*Listing*
+===+
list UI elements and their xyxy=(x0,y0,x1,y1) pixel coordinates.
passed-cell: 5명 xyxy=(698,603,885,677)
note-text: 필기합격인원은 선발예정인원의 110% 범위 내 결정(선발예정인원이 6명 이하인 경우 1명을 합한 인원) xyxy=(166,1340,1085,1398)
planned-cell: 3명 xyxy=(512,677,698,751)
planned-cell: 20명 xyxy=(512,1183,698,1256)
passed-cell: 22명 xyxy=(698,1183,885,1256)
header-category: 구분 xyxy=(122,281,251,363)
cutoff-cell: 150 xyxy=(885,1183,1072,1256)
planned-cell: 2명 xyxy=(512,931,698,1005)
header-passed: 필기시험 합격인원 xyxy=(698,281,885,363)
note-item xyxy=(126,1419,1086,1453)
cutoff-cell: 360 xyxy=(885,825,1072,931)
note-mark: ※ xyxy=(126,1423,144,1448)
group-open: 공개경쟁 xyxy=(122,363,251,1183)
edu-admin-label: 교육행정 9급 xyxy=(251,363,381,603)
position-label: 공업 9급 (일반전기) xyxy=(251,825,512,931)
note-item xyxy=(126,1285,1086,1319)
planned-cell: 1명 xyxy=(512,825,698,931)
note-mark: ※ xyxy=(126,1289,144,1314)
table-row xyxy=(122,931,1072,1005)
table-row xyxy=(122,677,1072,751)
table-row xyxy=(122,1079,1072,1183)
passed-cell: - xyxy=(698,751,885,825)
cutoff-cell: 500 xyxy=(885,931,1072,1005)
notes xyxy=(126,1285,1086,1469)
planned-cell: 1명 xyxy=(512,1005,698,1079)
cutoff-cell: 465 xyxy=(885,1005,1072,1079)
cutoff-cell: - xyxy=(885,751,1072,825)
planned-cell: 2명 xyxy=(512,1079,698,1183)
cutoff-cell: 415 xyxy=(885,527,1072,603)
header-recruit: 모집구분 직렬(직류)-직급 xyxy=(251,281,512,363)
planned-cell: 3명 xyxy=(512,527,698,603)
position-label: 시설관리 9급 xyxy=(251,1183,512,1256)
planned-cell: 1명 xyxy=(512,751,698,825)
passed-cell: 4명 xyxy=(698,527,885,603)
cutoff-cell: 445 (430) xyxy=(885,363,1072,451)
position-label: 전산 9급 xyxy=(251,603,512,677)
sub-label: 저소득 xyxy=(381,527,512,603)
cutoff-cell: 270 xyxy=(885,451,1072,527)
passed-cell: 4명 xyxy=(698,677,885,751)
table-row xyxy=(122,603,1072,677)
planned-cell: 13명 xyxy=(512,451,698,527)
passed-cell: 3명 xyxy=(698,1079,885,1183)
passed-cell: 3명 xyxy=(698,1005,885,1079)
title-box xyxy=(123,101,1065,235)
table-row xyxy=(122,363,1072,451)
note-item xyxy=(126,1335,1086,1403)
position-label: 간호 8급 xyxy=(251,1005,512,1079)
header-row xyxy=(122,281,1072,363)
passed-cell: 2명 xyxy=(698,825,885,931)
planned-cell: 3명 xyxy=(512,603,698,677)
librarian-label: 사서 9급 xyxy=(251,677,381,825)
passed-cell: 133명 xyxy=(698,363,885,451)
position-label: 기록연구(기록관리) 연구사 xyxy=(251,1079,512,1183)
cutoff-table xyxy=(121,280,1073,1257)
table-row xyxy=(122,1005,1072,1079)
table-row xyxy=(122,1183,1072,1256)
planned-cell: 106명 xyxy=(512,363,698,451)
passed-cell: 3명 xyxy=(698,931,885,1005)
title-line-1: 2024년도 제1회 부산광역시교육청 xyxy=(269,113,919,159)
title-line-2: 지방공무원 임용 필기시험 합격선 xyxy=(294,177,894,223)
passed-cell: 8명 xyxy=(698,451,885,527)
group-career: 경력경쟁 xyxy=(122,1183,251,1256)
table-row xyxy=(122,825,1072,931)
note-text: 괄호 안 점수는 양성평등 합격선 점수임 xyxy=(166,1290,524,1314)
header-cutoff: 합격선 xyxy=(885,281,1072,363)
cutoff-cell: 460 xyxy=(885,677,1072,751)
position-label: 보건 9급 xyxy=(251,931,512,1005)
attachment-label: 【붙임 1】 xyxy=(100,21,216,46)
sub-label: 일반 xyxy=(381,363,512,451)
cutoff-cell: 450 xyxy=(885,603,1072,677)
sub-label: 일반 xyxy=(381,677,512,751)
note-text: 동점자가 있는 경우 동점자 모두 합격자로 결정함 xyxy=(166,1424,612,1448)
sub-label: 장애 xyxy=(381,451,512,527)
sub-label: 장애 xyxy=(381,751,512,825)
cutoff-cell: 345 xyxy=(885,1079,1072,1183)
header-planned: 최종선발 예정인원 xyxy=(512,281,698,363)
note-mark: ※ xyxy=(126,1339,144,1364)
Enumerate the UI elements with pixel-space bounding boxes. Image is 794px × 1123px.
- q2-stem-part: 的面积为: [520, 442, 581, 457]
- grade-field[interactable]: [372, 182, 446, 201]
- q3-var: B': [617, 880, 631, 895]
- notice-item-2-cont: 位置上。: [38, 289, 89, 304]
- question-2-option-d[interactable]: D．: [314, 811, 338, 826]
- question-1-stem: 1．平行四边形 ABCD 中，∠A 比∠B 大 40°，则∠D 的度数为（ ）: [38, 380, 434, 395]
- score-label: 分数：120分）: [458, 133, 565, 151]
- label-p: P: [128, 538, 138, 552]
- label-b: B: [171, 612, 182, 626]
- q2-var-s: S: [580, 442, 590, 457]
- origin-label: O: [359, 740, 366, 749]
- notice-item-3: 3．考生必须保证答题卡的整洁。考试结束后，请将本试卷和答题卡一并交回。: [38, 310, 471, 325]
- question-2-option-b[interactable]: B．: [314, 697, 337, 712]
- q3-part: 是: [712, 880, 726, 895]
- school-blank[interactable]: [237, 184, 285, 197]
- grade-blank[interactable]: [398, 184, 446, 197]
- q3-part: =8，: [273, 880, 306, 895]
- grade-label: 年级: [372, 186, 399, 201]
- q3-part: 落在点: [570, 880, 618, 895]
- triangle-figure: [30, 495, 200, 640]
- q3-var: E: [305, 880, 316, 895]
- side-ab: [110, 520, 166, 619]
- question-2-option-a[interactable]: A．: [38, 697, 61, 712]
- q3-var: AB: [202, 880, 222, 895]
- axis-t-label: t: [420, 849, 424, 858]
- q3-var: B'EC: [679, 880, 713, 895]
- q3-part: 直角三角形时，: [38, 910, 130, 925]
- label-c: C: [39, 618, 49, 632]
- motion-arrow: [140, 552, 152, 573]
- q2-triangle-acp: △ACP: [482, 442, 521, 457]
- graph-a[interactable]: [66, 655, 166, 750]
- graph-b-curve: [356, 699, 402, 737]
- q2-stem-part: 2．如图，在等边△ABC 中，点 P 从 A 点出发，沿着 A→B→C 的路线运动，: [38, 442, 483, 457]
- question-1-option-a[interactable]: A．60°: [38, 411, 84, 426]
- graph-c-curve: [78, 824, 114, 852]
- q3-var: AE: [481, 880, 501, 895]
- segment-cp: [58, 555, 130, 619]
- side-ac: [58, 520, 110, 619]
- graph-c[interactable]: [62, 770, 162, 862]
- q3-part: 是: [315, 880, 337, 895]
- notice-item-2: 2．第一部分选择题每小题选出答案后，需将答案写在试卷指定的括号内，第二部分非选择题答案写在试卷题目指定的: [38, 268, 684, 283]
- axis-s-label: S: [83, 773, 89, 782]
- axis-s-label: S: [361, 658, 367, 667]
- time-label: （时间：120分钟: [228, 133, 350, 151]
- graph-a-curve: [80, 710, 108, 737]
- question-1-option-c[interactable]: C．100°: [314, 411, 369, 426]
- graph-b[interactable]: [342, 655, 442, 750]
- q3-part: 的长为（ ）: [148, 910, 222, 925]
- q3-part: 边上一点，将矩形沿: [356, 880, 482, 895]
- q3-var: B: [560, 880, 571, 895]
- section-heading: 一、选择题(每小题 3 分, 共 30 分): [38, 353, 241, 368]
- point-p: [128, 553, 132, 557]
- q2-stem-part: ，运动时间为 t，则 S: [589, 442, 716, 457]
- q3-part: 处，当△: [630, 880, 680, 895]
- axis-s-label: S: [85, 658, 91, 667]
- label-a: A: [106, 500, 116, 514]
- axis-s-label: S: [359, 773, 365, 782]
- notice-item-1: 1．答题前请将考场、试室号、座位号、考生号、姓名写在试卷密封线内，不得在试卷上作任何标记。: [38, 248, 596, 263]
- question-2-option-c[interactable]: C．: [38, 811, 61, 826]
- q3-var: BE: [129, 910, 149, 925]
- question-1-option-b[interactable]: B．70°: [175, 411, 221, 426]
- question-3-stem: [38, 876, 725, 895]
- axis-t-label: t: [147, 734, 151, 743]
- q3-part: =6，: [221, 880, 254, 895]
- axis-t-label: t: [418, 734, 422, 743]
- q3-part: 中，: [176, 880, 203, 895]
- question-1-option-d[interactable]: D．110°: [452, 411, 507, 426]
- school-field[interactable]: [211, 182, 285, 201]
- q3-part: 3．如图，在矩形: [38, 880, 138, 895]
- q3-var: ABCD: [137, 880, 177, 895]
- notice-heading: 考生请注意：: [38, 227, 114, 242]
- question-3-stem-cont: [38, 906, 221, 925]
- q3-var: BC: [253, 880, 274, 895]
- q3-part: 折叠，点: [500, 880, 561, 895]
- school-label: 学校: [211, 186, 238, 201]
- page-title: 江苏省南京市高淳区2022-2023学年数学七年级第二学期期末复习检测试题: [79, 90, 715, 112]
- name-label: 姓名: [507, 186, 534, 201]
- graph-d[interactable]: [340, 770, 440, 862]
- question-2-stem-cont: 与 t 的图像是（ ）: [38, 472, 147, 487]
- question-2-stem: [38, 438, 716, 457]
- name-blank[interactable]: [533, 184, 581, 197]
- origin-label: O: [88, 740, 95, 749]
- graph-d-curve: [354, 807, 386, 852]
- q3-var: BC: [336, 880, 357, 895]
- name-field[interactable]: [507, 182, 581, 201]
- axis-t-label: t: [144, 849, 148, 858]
+===+
Reproduce the stretch from the start of the items through the line containing "table-row xyxy=(122,363,1072,451)", character for character.

*Result below*
list UI elements and their xyxy=(x0,y0,x1,y1) pixel coordinates.
passed-cell: 5명 xyxy=(698,603,885,677)
note-text: 필기합격인원은 선발예정인원의 110% 범위 내 결정(선발예정인원이 6명 이하인 경우 1명을 합한 인원) xyxy=(166,1340,1085,1398)
planned-cell: 3명 xyxy=(512,677,698,751)
planned-cell: 20명 xyxy=(512,1183,698,1256)
passed-cell: 22명 xyxy=(698,1183,885,1256)
header-category: 구분 xyxy=(122,281,251,363)
cutoff-cell: 150 xyxy=(885,1183,1072,1256)
planned-cell: 2명 xyxy=(512,931,698,1005)
header-passed: 필기시험 합격인원 xyxy=(698,281,885,363)
note-item xyxy=(126,1419,1086,1453)
cutoff-cell: 360 xyxy=(885,825,1072,931)
note-mark: ※ xyxy=(126,1423,144,1448)
group-open: 공개경쟁 xyxy=(122,363,251,1183)
edu-admin-label: 교육행정 9급 xyxy=(251,363,381,603)
position-label: 공업 9급 (일반전기) xyxy=(251,825,512,931)
note-item xyxy=(126,1285,1086,1319)
planned-cell: 1명 xyxy=(512,825,698,931)
note-mark: ※ xyxy=(126,1289,144,1314)
table-row xyxy=(122,931,1072,1005)
table-row xyxy=(122,677,1072,751)
table-row xyxy=(122,1079,1072,1183)
passed-cell: - xyxy=(698,751,885,825)
cutoff-cell: 500 xyxy=(885,931,1072,1005)
notes xyxy=(126,1285,1086,1469)
planned-cell: 1명 xyxy=(512,1005,698,1079)
cutoff-cell: 465 xyxy=(885,1005,1072,1079)
cutoff-cell: - xyxy=(885,751,1072,825)
planned-cell: 2명 xyxy=(512,1079,698,1183)
cutoff-cell: 415 xyxy=(885,527,1072,603)
header-recruit: 모집구분 직렬(직류)-직급 xyxy=(251,281,512,363)
planned-cell: 3명 xyxy=(512,527,698,603)
position-label: 시설관리 9급 xyxy=(251,1183,512,1256)
planned-cell: 1명 xyxy=(512,751,698,825)
passed-cell: 4명 xyxy=(698,527,885,603)
cutoff-cell: 445 (430) xyxy=(885,363,1072,451)
position-label: 전산 9급 xyxy=(251,603,512,677)
sub-label: 저소득 xyxy=(381,527,512,603)
cutoff-cell: 270 xyxy=(885,451,1072,527)
passed-cell: 4명 xyxy=(698,677,885,751)
table-row xyxy=(122,603,1072,677)
planned-cell: 13명 xyxy=(512,451,698,527)
passed-cell: 3명 xyxy=(698,1079,885,1183)
passed-cell: 3명 xyxy=(698,1005,885,1079)
title-box xyxy=(123,101,1065,235)
table-row xyxy=(122,363,1072,451)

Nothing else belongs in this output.